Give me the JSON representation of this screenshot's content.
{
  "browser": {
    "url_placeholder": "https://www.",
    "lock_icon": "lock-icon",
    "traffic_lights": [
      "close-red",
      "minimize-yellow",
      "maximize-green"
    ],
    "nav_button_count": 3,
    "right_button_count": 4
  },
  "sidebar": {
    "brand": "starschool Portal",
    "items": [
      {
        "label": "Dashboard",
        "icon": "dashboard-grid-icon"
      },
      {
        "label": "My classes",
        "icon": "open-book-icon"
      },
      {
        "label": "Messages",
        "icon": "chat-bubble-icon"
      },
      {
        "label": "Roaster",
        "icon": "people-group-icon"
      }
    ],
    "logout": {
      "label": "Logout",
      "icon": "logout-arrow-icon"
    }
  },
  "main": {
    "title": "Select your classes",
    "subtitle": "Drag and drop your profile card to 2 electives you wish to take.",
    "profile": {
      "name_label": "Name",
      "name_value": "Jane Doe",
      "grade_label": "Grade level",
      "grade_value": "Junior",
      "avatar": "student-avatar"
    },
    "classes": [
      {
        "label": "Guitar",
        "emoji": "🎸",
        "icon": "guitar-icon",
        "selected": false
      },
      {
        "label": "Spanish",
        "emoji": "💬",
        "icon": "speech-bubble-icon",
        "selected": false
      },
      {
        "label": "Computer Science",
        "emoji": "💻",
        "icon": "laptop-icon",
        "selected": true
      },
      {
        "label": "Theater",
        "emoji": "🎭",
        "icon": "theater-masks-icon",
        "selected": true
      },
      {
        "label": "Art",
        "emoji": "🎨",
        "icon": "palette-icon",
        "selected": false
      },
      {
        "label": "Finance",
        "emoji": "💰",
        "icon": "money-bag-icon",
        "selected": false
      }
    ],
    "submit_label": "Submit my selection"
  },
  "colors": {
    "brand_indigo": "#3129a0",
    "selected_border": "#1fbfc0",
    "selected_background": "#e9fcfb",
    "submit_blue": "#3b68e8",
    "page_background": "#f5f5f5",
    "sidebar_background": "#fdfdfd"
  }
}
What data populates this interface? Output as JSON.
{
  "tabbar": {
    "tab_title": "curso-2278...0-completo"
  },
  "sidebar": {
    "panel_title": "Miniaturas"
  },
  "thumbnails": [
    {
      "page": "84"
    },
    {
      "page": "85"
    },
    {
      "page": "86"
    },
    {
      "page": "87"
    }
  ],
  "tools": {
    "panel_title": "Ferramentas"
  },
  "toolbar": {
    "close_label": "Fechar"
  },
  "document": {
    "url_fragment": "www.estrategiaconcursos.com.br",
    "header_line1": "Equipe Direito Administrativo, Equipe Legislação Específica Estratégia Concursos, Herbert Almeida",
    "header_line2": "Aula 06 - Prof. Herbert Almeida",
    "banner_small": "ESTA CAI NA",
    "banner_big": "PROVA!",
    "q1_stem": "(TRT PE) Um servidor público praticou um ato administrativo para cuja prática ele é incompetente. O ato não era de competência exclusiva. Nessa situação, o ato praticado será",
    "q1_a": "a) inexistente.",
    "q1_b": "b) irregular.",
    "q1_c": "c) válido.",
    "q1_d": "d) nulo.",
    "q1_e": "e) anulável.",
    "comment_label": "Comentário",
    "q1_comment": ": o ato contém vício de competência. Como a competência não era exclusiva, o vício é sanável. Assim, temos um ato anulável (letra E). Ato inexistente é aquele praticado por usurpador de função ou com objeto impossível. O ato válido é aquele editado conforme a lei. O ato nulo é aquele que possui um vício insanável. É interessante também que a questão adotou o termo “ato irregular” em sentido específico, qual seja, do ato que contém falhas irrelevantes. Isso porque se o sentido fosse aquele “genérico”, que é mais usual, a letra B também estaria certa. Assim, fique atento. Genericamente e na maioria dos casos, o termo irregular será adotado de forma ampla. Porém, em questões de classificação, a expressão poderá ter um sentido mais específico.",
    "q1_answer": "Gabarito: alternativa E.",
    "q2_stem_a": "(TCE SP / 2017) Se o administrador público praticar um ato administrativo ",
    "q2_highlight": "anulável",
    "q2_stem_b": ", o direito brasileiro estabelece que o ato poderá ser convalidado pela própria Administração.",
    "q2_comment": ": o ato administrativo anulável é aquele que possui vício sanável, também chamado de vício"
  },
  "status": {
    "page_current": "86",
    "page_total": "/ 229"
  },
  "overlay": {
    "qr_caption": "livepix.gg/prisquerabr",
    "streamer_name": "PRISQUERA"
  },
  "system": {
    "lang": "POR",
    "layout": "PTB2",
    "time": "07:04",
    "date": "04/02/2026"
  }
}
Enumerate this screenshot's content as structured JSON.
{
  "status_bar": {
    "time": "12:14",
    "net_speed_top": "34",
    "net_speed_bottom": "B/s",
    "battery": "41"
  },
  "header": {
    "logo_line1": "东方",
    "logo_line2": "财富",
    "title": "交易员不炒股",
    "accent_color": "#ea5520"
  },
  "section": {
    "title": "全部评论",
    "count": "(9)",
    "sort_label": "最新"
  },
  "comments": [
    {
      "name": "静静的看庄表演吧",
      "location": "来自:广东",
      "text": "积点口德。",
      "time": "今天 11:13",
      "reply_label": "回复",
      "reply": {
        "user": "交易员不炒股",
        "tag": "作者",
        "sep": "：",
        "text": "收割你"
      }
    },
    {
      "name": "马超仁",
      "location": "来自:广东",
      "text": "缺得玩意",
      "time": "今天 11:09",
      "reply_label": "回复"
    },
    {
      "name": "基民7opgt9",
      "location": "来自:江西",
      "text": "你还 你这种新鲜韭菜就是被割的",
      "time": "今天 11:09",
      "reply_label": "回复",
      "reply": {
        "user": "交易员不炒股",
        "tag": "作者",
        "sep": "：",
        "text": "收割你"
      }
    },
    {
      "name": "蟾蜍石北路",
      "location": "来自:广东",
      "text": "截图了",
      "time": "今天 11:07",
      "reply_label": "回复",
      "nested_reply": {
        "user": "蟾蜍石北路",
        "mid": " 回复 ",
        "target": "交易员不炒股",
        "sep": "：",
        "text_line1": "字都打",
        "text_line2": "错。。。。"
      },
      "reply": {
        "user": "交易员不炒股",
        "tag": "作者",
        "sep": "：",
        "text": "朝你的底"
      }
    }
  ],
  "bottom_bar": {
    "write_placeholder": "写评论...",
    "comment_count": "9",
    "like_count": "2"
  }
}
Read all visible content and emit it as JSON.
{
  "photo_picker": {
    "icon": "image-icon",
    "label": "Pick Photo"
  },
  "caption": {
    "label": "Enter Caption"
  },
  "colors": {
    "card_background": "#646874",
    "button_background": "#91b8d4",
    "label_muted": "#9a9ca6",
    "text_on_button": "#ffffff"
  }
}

+-------+

Write out all records exactly, keeping every detail.

Give me the JSON representation of this screenshot's content.
{
  "browser": {
    "url_placeholder": "https://www.",
    "lock_icon": "lock-icon",
    "traffic_lights": [
      "close-red",
      "minimize-yellow",
      "maximize-green"
    ],
    "nav_button_count": 3,
    "right_button_count": 4
  },
  "sidebar": {
    "brand": "starschool Portal",
    "items": [
      {
        "label": "Dashboard",
        "icon": "dashboard-grid-icon"
      },
      {
        "label": "My classes",
        "icon": "open-book-icon"
      },
      {
        "label": "Messages",
        "icon": "chat-bubble-icon"
      },
      {
        "label": "Roaster",
        "icon": "people-group-icon"
      }
    ],
    "logout": {
      "label": "Logout",
      "icon": "logout-arrow-icon"
    }
  },
  "main": {
    "title": "Select your classes",
    "subtitle": "Drag and drop your profile card to 2 electives you wish to take.",
    "profile": {
      "name_label": "Name",
      "name_value": "Jane Doe",
      "grade_label": "Grade level",
      "grade_value": "Junior",
      "avatar": "student-avatar"
    },
    "classes": [
      {
        "label": "Guitar",
        "emoji": "🎸",
        "icon": "guitar-icon",
        "selected": false
      },
      {
        "label": "Spanish",
        "emoji": "💬",
        "icon": "speech-bubble-icon",
        "selected": false
      },
      {
        "label": "Computer Science",
        "emoji": "💻",
        "icon": "laptop-icon",
        "selected": true
      },
      {
        "label": "Theater",
        "emoji": "🎭",
        "icon": "theater-masks-icon",
        "selected": true
      },
      {
        "label": "Art",
        "emoji": "🎨",
        "icon": "palette-icon",
        "selected": false
      },
      {
        "label": "Finance",
        "emoji": "💰",
        "icon": "money-bag-icon",
        "selected": false
      }
    ],
    "submit_label": "Submit my selection"
  },
  "colors": {
    "brand_indigo": "#3129a0",
    "selected_border": "#1fbfc0",
    "selected_background": "#e9fcfb",
    "submit_blue": "#3b68e8",
    "page_background": "#f5f5f5",
    "sidebar_background": "#fdfdfd"
  }
}
What data populates this interface? Output as JSON.
{
  "tabbar": {
    "tab_title": "curso-2278...0-completo"
  },
  "sidebar": {
    "panel_title": "Miniaturas"
  },
  "thumbnails": [
    {
      "page": "84"
    },
    {
      "page": "85"
    },
    {
      "page": "86"
    },
    {
      "page": "87"
    }
  ],
  "tools": {
    "panel_title": "Ferramentas"
  },
  "toolbar": {
    "close_label": "Fechar"
  },
  "document": {
    "url_fragment": "www.estrategiaconcursos.com.br",
    "header_line1": "Equipe Direito Administrativo, Equipe Legislação Específica Estratégia Concursos, Herbert Almeida",
    "header_line2": "Aula 06 - Prof. Herbert Almeida",
    "banner_small": "ESTA CAI NA",
    "banner_big": "PROVA!",
    "q1_stem": "(TRT PE) Um servidor público praticou um ato administrativo para cuja prática ele é incompetente. O ato não era de competência exclusiva. Nessa situação, o ato praticado será",
    "q1_a": "a) inexistente.",
    "q1_b": "b) irregular.",
    "q1_c": "c) válido.",
    "q1_d": "d) nulo.",
    "q1_e": "e) anulável.",
    "comment_label": "Comentário",
    "q1_comment": ": o ato contém vício de competência. Como a competência não era exclusiva, o vício é sanável. Assim, temos um ato anulável (letra E). Ato inexistente é aquele praticado por usurpador de função ou com objeto impossível. O ato válido é aquele editado conforme a lei. O ato nulo é aquele que possui um vício insanável. É interessante também que a questão adotou o termo “ato irregular” em sentido específico, qual seja, do ato que contém falhas irrelevantes. Isso porque se o sentido fosse aquele “genérico”, que é mais usual, a letra B também estaria certa. Assim, fique atento. Genericamente e na maioria dos casos, o termo irregular será adotado de forma ampla. Porém, em questões de classificação, a expressão poderá ter um sentido mais específico.",
    "q1_answer": "Gabarito: alternativa E.",
    "q2_stem_a": "(TCE SP / 2017) Se o administrador público praticar um ato administrativo ",
    "q2_highlight": "anulável",
    "q2_stem_b": ", o direito brasileiro estabelece que o ato poderá ser convalidado pela própria Administração.",
    "q2_comment": ": o ato administrativo anulável é aquele que possui vício sanável, também chamado de vício"
  },
  "status": {
    "page_current": "86",
    "page_total": "/ 229"
  },
  "overlay": {
    "qr_caption": "livepix.gg/prisquerabr",
    "streamer_name": "PRISQUERA"
  },
  "system": {
    "lang": "POR",
    "layout": "PTB2",
    "time": "07:04",
    "date": "04/02/2026"
  }
}
Enumerate this screenshot's content as structured JSON.
{
  "status_bar": {
    "time": "12:14",
    "net_speed_top": "34",
    "net_speed_bottom": "B/s",
    "battery": "41"
  },
  "header": {
    "logo_line1": "东方",
    "logo_line2": "财富",
    "title": "交易员不炒股",
    "accent_color": "#ea5520"
  },
  "section": {
    "title": "全部评论",
    "count": "(9)",
    "sort_label": "最新"
  },
  "comments": [
    {
      "name": "静静的看庄表演吧",
      "location": "来自:广东",
      "text": "积点口德。",
      "time": "今天 11:13",
      "reply_label": "回复",
      "reply": {
        "user": "交易员不炒股",
        "tag": "作者",
        "sep": "：",
        "text": "收割你"
      }
    },
    {
      "name": "马超仁",
      "location": "来自:广东",
      "text": "缺得玩意",
      "time": "今天 11:09",
      "reply_label": "回复"
    },
    {
      "name": "基民7opgt9",
      "location": "来自:江西",
      "text": "你还 你这种新鲜韭菜就是被割的",
      "time": "今天 11:09",
      "reply_label": "回复",
      "reply": {
        "user": "交易员不炒股",
        "tag": "作者",
        "sep": "：",
        "text": "收割你"
      }
    },
    {
      "name": "蟾蜍石北路",
      "location": "来自:广东",
      "text": "截图了",
      "time": "今天 11:07",
      "reply_label": "回复",
      "nested_reply": {
        "user": "蟾蜍石北路",
        "mid": " 回复 ",
        "target": "交易员不炒股",
        "sep": "：",
        "text_line1": "字都打",
        "text_line2": "错。。。。"
      },
      "reply": {
        "user": "交易员不炒股",
        "tag": "作者",
        "sep": "：",
        "text": "朝你的底"
      }
    }
  ],
  "bottom_bar": {
    "write_placeholder": "写评论...",
    "comment_count": "9",
    "like_count": "2"
  }
}
Read all visible content and emit it as JSON.
{
  "photo_picker": {
    "icon": "image-icon",
    "label": "Pick Photo"
  },
  "caption": {
    "label": "Enter Caption"
  },
  "colors": {
    "card_background": "#646874",
    "button_background": "#91b8d4",
    "label_muted": "#9a9ca6",
    "text_on_button": "#ffffff"
  }
}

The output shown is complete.